▼

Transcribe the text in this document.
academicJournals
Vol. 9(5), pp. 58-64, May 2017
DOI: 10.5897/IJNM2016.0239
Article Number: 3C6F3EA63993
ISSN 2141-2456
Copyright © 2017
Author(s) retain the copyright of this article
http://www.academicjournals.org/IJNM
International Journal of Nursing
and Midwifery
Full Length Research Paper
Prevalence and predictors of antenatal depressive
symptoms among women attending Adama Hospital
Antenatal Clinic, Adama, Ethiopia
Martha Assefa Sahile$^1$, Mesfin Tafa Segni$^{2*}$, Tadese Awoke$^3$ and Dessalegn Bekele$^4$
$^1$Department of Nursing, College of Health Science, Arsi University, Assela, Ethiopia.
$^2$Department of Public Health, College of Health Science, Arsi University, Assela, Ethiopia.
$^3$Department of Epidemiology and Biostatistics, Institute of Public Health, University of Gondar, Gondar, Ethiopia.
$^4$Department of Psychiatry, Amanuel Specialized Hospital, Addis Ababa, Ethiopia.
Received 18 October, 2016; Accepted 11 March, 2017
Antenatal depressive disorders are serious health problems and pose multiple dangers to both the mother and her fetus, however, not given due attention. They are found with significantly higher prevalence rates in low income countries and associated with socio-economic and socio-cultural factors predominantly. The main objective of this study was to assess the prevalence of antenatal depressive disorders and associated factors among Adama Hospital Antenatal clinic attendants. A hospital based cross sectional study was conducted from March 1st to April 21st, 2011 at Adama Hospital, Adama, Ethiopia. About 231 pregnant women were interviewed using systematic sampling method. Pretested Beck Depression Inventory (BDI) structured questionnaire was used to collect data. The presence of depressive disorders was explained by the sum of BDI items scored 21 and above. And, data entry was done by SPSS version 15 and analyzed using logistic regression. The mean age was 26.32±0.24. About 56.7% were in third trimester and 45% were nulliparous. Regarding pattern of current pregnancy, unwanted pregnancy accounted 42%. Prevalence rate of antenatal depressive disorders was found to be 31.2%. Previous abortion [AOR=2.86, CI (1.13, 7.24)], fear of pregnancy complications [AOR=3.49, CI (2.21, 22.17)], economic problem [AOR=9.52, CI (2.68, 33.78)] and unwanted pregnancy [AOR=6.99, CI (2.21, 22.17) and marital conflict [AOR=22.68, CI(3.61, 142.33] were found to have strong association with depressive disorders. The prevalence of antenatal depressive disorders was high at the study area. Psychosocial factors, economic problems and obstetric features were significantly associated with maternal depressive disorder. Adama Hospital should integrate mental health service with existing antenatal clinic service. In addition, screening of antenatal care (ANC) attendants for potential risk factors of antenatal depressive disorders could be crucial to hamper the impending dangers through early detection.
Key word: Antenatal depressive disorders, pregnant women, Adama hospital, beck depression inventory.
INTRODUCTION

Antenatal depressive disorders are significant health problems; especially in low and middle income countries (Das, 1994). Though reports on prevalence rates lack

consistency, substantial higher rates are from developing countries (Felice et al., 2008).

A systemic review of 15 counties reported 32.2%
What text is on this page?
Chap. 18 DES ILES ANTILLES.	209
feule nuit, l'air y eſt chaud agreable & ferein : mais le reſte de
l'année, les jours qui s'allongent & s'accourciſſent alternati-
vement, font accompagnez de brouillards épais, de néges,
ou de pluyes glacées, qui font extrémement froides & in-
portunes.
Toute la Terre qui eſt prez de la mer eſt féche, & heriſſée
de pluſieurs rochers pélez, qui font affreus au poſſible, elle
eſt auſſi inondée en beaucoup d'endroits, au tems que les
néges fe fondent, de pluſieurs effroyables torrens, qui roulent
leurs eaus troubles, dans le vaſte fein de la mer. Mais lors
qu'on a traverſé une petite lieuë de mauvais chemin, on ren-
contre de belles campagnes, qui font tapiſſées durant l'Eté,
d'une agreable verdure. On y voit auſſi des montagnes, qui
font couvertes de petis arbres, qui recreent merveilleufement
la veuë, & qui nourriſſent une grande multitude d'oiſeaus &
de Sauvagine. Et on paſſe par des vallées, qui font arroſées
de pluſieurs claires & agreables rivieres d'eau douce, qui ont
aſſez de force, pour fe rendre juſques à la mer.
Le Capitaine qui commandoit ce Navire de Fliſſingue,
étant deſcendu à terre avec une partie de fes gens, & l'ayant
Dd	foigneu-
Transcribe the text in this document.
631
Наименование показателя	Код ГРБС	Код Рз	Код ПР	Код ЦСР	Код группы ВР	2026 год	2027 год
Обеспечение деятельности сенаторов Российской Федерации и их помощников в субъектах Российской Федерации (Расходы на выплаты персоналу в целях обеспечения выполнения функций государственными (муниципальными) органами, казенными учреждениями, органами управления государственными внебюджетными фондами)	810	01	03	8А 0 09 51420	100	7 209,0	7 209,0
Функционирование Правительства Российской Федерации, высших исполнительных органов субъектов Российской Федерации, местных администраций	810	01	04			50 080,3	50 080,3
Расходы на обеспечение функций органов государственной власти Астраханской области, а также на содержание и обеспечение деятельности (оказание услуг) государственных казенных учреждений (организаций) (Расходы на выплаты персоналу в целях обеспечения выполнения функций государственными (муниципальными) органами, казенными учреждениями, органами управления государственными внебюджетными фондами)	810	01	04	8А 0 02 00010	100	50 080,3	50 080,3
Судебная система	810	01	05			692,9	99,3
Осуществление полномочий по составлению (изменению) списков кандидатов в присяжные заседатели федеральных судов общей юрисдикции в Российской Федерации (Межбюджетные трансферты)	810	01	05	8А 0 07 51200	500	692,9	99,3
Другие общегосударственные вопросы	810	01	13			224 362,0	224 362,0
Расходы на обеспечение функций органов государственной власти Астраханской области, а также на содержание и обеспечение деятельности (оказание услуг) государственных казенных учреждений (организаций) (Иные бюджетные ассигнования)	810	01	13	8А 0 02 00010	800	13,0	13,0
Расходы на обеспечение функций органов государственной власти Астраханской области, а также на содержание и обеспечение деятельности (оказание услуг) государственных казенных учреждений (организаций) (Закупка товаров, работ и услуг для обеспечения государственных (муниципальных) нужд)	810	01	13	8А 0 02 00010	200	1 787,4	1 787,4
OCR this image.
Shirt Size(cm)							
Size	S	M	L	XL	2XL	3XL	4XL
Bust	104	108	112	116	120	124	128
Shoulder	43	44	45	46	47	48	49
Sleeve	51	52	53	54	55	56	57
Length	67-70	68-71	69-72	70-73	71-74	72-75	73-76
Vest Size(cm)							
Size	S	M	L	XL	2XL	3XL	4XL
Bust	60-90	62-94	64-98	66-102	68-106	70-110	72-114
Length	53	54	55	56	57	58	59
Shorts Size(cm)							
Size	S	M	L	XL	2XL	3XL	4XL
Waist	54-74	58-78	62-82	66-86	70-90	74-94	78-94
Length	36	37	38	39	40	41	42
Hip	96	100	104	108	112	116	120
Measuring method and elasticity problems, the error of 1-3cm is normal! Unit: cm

▲

*TASK TO COMPLETE:* Repeat, without changes, every line from the one that contains "OCR this image." through the final line of the data.

*ANSWER FOR THE TASK:*
OCR this image.
Shirt Size(cm)							
Size	S	M	L	XL	2XL	3XL	4XL
Bust	104	108	112	116	120	124	128
Shoulder	43	44	45	46	47	48	49
Sleeve	51	52	53	54	55	56	57
Length	67-70	68-71	69-72	70-73	71-74	72-75	73-76
Vest Size(cm)							
Size	S	M	L	XL	2XL	3XL	4XL
Bust	60-90	62-94	64-98	66-102	68-106	70-110	72-114
Length	53	54	55	56	57	58	59
Shorts Size(cm)							
Size	S	M	L	XL	2XL	3XL	4XL
Waist	54-74	58-78	62-82	66-86	70-90	74-94	78-94
Length	36	37	38	39	40	41	42
Hip	96	100	104	108	112	116	120
Measuring method and elasticity problems, the error of 1-3cm is normal! Unit: cm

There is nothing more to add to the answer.